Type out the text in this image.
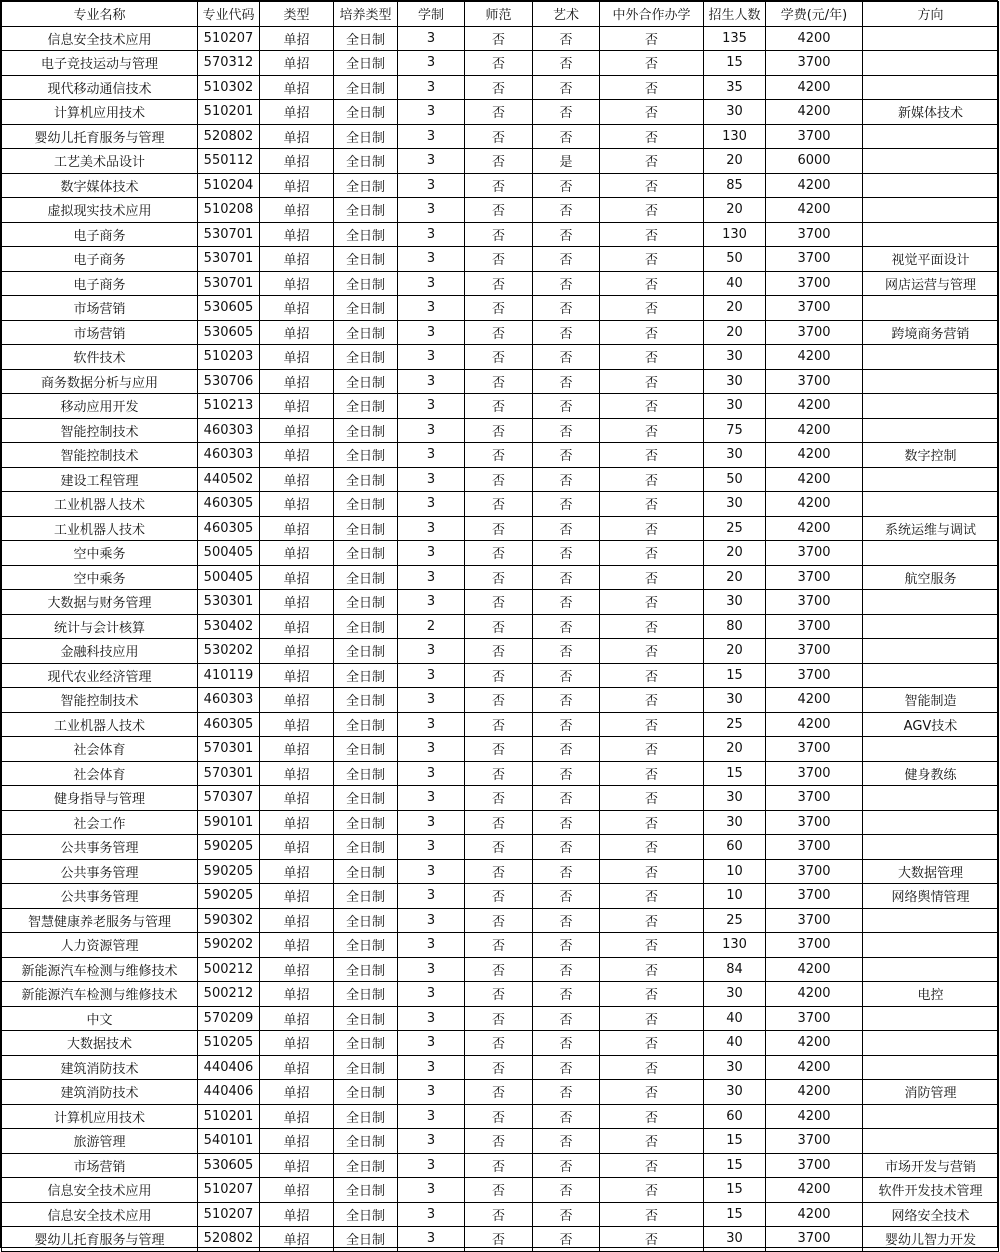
专业名称	专业代码	类型	培养类型	学制	师范	艺术	中外合作办学	招生人数	学费(元/年)	方向
信息安全技术应用	510207	单招	全日制	3	否	否	否	135	4200	
电子竞技运动与管理	570312	单招	全日制	3	否	否	否	15	3700	
现代移动通信技术	510302	单招	全日制	3	否	否	否	35	4200	
计算机应用技术	510201	单招	全日制	3	否	否	否	30	4200	新媒体技术
婴幼儿托育服务与管理	520802	单招	全日制	3	否	否	否	130	3700	
工艺美术品设计	550112	单招	全日制	3	否	是	否	20	6000	
数字媒体技术	510204	单招	全日制	3	否	否	否	85	4200	
虚拟现实技术应用	510208	单招	全日制	3	否	否	否	20	4200	
电子商务	530701	单招	全日制	3	否	否	否	130	3700	
电子商务	530701	单招	全日制	3	否	否	否	50	3700	视觉平面设计
电子商务	530701	单招	全日制	3	否	否	否	40	3700	网店运营与管理
市场营销	530605	单招	全日制	3	否	否	否	20	3700	
市场营销	530605	单招	全日制	3	否	否	否	20	3700	跨境商务营销
软件技术	510203	单招	全日制	3	否	否	否	30	4200	
商务数据分析与应用	530706	单招	全日制	3	否	否	否	30	3700	
移动应用开发	510213	单招	全日制	3	否	否	否	30	4200	
智能控制技术	460303	单招	全日制	3	否	否	否	75	4200	
智能控制技术	460303	单招	全日制	3	否	否	否	30	4200	数字控制
建设工程管理	440502	单招	全日制	3	否	否	否	50	4200	
工业机器人技术	460305	单招	全日制	3	否	否	否	30	4200	
工业机器人技术	460305	单招	全日制	3	否	否	否	25	4200	系统运维与调试
空中乘务	500405	单招	全日制	3	否	否	否	20	3700	
空中乘务	500405	单招	全日制	3	否	否	否	20	3700	航空服务
大数据与财务管理	530301	单招	全日制	3	否	否	否	30	3700	
统计与会计核算	530402	单招	全日制	2	否	否	否	80	3700	
金融科技应用	530202	单招	全日制	3	否	否	否	20	3700	
现代农业经济管理	410119	单招	全日制	3	否	否	否	15	3700	
智能控制技术	460303	单招	全日制	3	否	否	否	30	4200	智能制造
工业机器人技术	460305	单招	全日制	3	否	否	否	25	4200	AGV技术
社会体育	570301	单招	全日制	3	否	否	否	20	3700	
社会体育	570301	单招	全日制	3	否	否	否	15	3700	健身教练
健身指导与管理	570307	单招	全日制	3	否	否	否	30	3700	
社会工作	590101	单招	全日制	3	否	否	否	30	3700	
公共事务管理	590205	单招	全日制	3	否	否	否	60	3700	
公共事务管理	590205	单招	全日制	3	否	否	否	10	3700	大数据管理
公共事务管理	590205	单招	全日制	3	否	否	否	10	3700	网络舆情管理
智慧健康养老服务与管理	590302	单招	全日制	3	否	否	否	25	3700	
人力资源管理	590202	单招	全日制	3	否	否	否	130	3700	
新能源汽车检测与维修技术	500212	单招	全日制	3	否	否	否	84	4200	
新能源汽车检测与维修技术	500212	单招	全日制	3	否	否	否	30	4200	电控
中文	570209	单招	全日制	3	否	否	否	40	3700	
大数据技术	510205	单招	全日制	3	否	否	否	40	4200	
建筑消防技术	440406	单招	全日制	3	否	否	否	30	4200	
建筑消防技术	440406	单招	全日制	3	否	否	否	30	4200	消防管理
计算机应用技术	510201	单招	全日制	3	否	否	否	60	4200	
旅游管理	540101	单招	全日制	3	否	否	否	15	3700	
市场营销	530605	单招	全日制	3	否	否	否	15	3700	市场开发与营销
信息安全技术应用	510207	单招	全日制	3	否	否	否	15	4200	软件开发技术管理
信息安全技术应用	510207	单招	全日制	3	否	否	否	15	4200	网络安全技术
婴幼儿托育服务与管理	520802	单招	全日制	3	否	否	否	30	3700	婴幼儿智力开发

- [WHAT IS REQUIRED]:
Transcribe the records above verbatim. Do not carry over any picture.

- [RESPONSE]:
Type out the text in this image.
专业名称	专业代码	类型	培养类型	学制	师范	艺术	中外合作办学	招生人数	学费(元/年)	方向
信息安全技术应用	510207	单招	全日制	3	否	否	否	135	4200	
电子竞技运动与管理	570312	单招	全日制	3	否	否	否	15	3700	
现代移动通信技术	510302	单招	全日制	3	否	否	否	35	4200	
计算机应用技术	510201	单招	全日制	3	否	否	否	30	4200	新媒体技术
婴幼儿托育服务与管理	520802	单招	全日制	3	否	否	否	130	3700	
工艺美术品设计	550112	单招	全日制	3	否	是	否	20	6000	
数字媒体技术	510204	单招	全日制	3	否	否	否	85	4200	
虚拟现实技术应用	510208	单招	全日制	3	否	否	否	20	4200	
电子商务	530701	单招	全日制	3	否	否	否	130	3700	
电子商务	530701	单招	全日制	3	否	否	否	50	3700	视觉平面设计
电子商务	530701	单招	全日制	3	否	否	否	40	3700	网店运营与管理
市场营销	530605	单招	全日制	3	否	否	否	20	3700	
市场营销	530605	单招	全日制	3	否	否	否	20	3700	跨境商务营销
软件技术	510203	单招	全日制	3	否	否	否	30	4200	
商务数据分析与应用	530706	单招	全日制	3	否	否	否	30	3700	
移动应用开发	510213	单招	全日制	3	否	否	否	30	4200	
智能控制技术	460303	单招	全日制	3	否	否	否	75	4200	
智能控制技术	460303	单招	全日制	3	否	否	否	30	4200	数字控制
建设工程管理	440502	单招	全日制	3	否	否	否	50	4200	
工业机器人技术	460305	单招	全日制	3	否	否	否	30	4200	
工业机器人技术	460305	单招	全日制	3	否	否	否	25	4200	系统运维与调试
空中乘务	500405	单招	全日制	3	否	否	否	20	3700	
空中乘务	500405	单招	全日制	3	否	否	否	20	3700	航空服务
大数据与财务管理	530301	单招	全日制	3	否	否	否	30	3700	
统计与会计核算	530402	单招	全日制	2	否	否	否	80	3700	
金融科技应用	530202	单招	全日制	3	否	否	否	20	3700	
现代农业经济管理	410119	单招	全日制	3	否	否	否	15	3700	
智能控制技术	460303	单招	全日制	3	否	否	否	30	4200	智能制造
工业机器人技术	460305	单招	全日制	3	否	否	否	25	4200	AGV技术
社会体育	570301	单招	全日制	3	否	否	否	20	3700	
社会体育	570301	单招	全日制	3	否	否	否	15	3700	健身教练
健身指导与管理	570307	单招	全日制	3	否	否	否	30	3700	
社会工作	590101	单招	全日制	3	否	否	否	30	3700	
公共事务管理	590205	单招	全日制	3	否	否	否	60	3700	
公共事务管理	590205	单招	全日制	3	否	否	否	10	3700	大数据管理
公共事务管理	590205	单招	全日制	3	否	否	否	10	3700	网络舆情管理
智慧健康养老服务与管理	590302	单招	全日制	3	否	否	否	25	3700	
人力资源管理	590202	单招	全日制	3	否	否	否	130	3700	
新能源汽车检测与维修技术	500212	单招	全日制	3	否	否	否	84	4200	
新能源汽车检测与维修技术	500212	单招	全日制	3	否	否	否	30	4200	电控
中文	570209	单招	全日制	3	否	否	否	40	3700	
大数据技术	510205	单招	全日制	3	否	否	否	40	4200	
建筑消防技术	440406	单招	全日制	3	否	否	否	30	4200	
建筑消防技术	440406	单招	全日制	3	否	否	否	30	4200	消防管理
计算机应用技术	510201	单招	全日制	3	否	否	否	60	4200	
旅游管理	540101	单招	全日制	3	否	否	否	15	3700	
市场营销	530605	单招	全日制	3	否	否	否	15	3700	市场开发与营销
信息安全技术应用	510207	单招	全日制	3	否	否	否	15	4200	软件开发技术管理
信息安全技术应用	510207	单招	全日制	3	否	否	否	15	4200	网络安全技术
婴幼儿托育服务与管理	520802	单招	全日制	3	否	否	否	30	3700	婴幼儿智力开发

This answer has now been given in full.